Given task 1: From the passage on Romanian history, reproduce the section starting at "Western-educated elites had" and ending at "the larger region.".
Given task 2: Translate this sentence from the passage on Romanian history into French: "During the Crimean War, elites supported the anti-Russian military actions, also regarded as a sort of national liberation."

Selected passage:
::::::::::

Western-educated elites had Russophobic prejudices similar to those of Western European public opinion, clearly visible in various polemical pamphlets and especially during the 1848-1849 revolution. During the Crimean War, elites supported the anti-Russian military actions, also regarded as a sort of national liberation. Complete distrust was visible during Russian-Romanian military cooperation in 1877, while the outburst of public Russophobia followed in 1878, with the annexation of South Bessarabia. His talk contextualised several such episodes that shaped Romanian elites’ views of neighbouring imperial Russia as an abusive and corrupting power, a risk for their country’s sovereignty and for the peace of the larger region.

Team member Constanţa Vintilă presented the paper ”Wealth and corruption in Moldova during Mihail Sturdza’s Rule” at the Annual Convention of the “A.D. Xenopol” History Institute of the Romanian Academy (held in Iasi, May 30—June 1, 2024). Her paper investigated how society positioned itself in relation to wealth constructed through abusive means and how it reacted by publicly disavowing grand boyar Iorgu Hartulari, her case study. Iorgu Hartulari was a Greek who settled in Moldova around 1820 and managed to build a huge fortune and an important career by skillfully exploiting his linguistic knowledge, native intelligence, dowry and wife’s networks. The sources, many of them still unpublished, are very generous and reveal his relations with the patriarchates of Jerusalem, Constantinople, Alexandria, with the prince Mihail Sturza (1834-1848), with the Jews and Armenians of Moldavia, with the aristocratic elite of Iasi, with metropolitans, bishops, paschal and other officials.

::::::::::

Supplied material:
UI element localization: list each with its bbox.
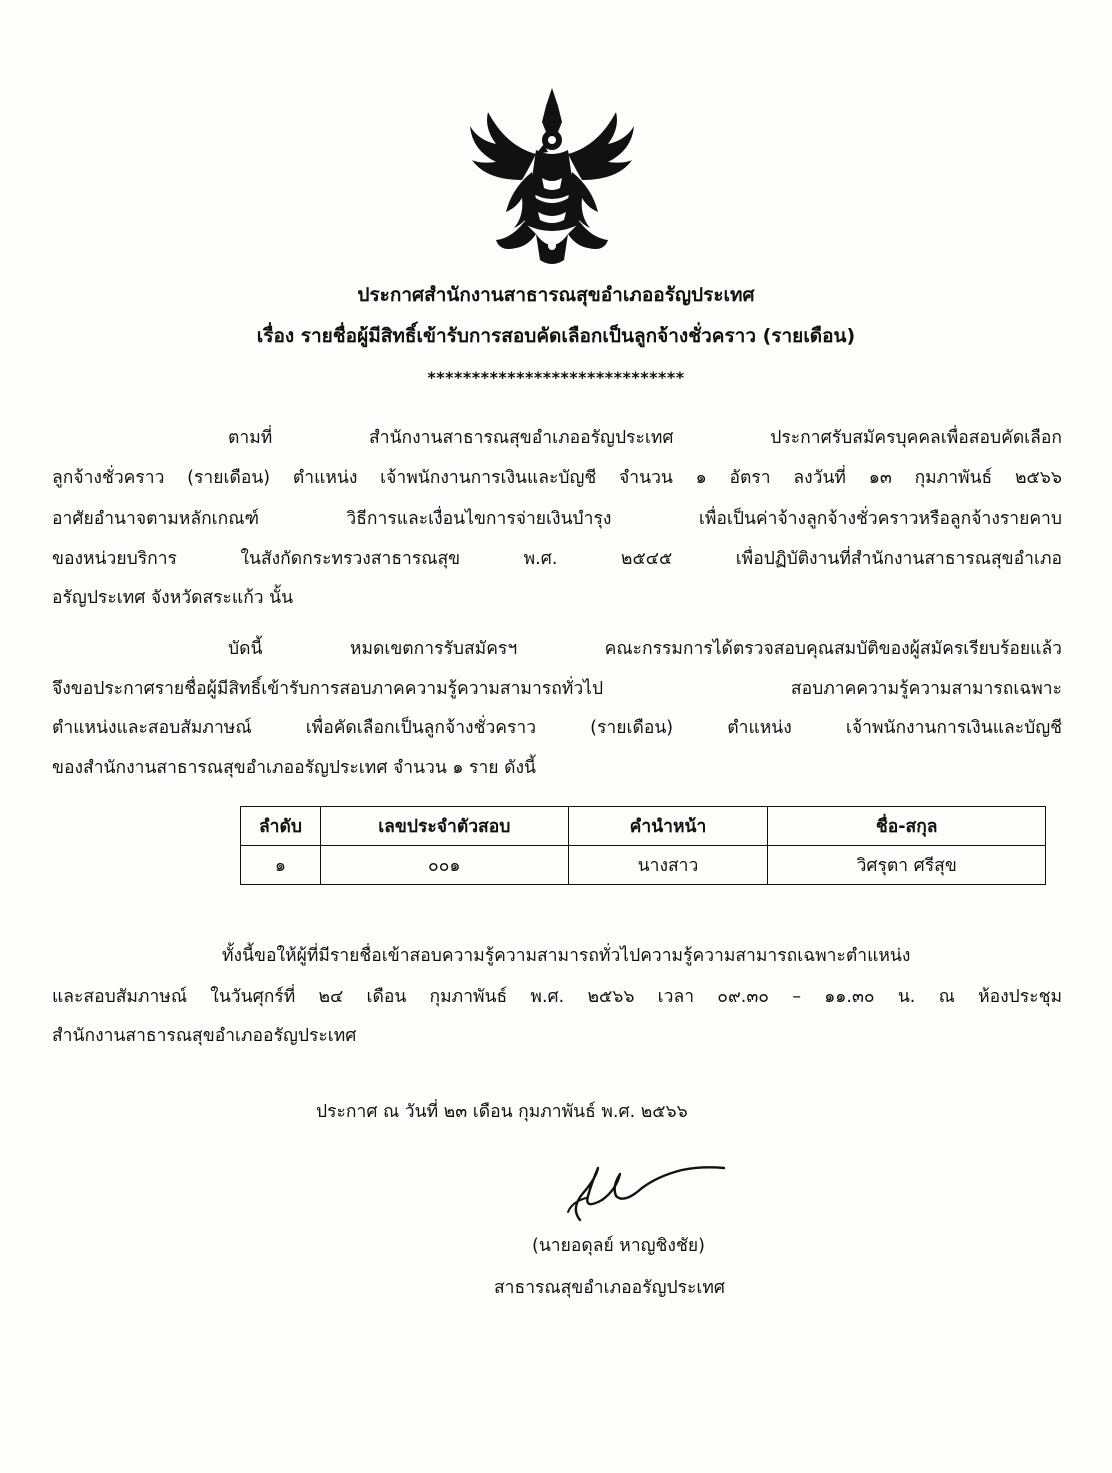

::::::::::

Exercise output 1:
Western-educated elites had Russophobic prejudices similar to those of Western European public opinion, clearly visible in various polemical pamphlets and especially during the 1848-1849 revolution. During the Crimean War, elites supported the anti-Russian military actions, also regarded as a sort of national liberation. Complete distrust was visible during Russian-Romanian military cooperation in 1877, while the outburst of public Russophobia followed in 1878, with the annexation of South Bessarabia. His talk contextualised several such episodes that shaped Romanian elites’ views of neighbouring imperial Russia as an abusive and corrupting power, a risk for their country’s sovereignty and for the peace of the larger region.

Exercise output 2: Pendant la guerre de Crimée, les élites ont soutenu les actions militaires antirusses, également considérées comme une sorte de libération nationale.